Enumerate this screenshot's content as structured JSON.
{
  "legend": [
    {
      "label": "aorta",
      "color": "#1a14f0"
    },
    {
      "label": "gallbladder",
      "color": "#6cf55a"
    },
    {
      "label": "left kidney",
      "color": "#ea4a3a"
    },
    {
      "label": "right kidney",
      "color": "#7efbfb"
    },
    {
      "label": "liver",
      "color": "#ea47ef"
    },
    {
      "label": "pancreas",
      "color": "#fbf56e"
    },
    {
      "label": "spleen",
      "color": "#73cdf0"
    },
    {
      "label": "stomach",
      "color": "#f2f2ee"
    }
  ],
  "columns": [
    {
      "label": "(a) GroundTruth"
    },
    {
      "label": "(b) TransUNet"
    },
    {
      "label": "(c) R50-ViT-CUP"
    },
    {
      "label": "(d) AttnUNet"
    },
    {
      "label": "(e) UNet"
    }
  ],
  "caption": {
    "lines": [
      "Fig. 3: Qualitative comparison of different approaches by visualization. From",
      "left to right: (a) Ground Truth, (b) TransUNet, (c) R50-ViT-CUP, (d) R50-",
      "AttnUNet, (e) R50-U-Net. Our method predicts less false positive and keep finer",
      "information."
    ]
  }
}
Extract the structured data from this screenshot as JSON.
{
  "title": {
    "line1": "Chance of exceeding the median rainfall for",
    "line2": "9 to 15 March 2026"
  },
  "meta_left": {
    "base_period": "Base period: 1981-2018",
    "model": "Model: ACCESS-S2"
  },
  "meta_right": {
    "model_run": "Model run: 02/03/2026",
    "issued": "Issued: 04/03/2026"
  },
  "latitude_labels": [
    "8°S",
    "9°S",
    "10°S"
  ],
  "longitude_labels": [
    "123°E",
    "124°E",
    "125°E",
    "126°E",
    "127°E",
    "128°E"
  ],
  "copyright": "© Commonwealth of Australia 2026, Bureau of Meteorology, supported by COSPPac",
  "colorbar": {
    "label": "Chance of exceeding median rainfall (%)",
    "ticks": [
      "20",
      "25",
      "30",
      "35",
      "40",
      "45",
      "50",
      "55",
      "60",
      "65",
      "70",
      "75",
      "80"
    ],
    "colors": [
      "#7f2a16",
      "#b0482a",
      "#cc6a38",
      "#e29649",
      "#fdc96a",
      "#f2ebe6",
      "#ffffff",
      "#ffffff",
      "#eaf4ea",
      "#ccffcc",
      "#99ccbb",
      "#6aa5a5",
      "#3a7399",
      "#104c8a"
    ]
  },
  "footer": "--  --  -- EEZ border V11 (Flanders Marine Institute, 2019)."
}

- - - - - - -

Starting at the line that contains "Extract the structured", print every line through the end of the listing, word for word. Leave out all the rest.

Extract the structured data from this screenshot as JSON.
{
  "title": {
    "line1": "Chance of exceeding the median rainfall for",
    "line2": "9 to 15 March 2026"
  },
  "meta_left": {
    "base_period": "Base period: 1981-2018",
    "model": "Model: ACCESS-S2"
  },
  "meta_right": {
    "model_run": "Model run: 02/03/2026",
    "issued": "Issued: 04/03/2026"
  },
  "latitude_labels": [
    "8°S",
    "9°S",
    "10°S"
  ],
  "longitude_labels": [
    "123°E",
    "124°E",
    "125°E",
    "126°E",
    "127°E",
    "128°E"
  ],
  "copyright": "© Commonwealth of Australia 2026, Bureau of Meteorology, supported by COSPPac",
  "colorbar": {
    "label": "Chance of exceeding median rainfall (%)",
    "ticks": [
      "20",
      "25",
      "30",
      "35",
      "40",
      "45",
      "50",
      "55",
      "60",
      "65",
      "70",
      "75",
      "80"
    ],
    "colors": [
      "#7f2a16",
      "#b0482a",
      "#cc6a38",
      "#e29649",
      "#fdc96a",
      "#f2ebe6",
      "#ffffff",
      "#ffffff",
      "#eaf4ea",
      "#ccffcc",
      "#99ccbb",
      "#6aa5a5",
      "#3a7399",
      "#104c8a"
    ]
  },
  "footer": "--  --  -- EEZ border V11 (Flanders Marine Institute, 2019)."
}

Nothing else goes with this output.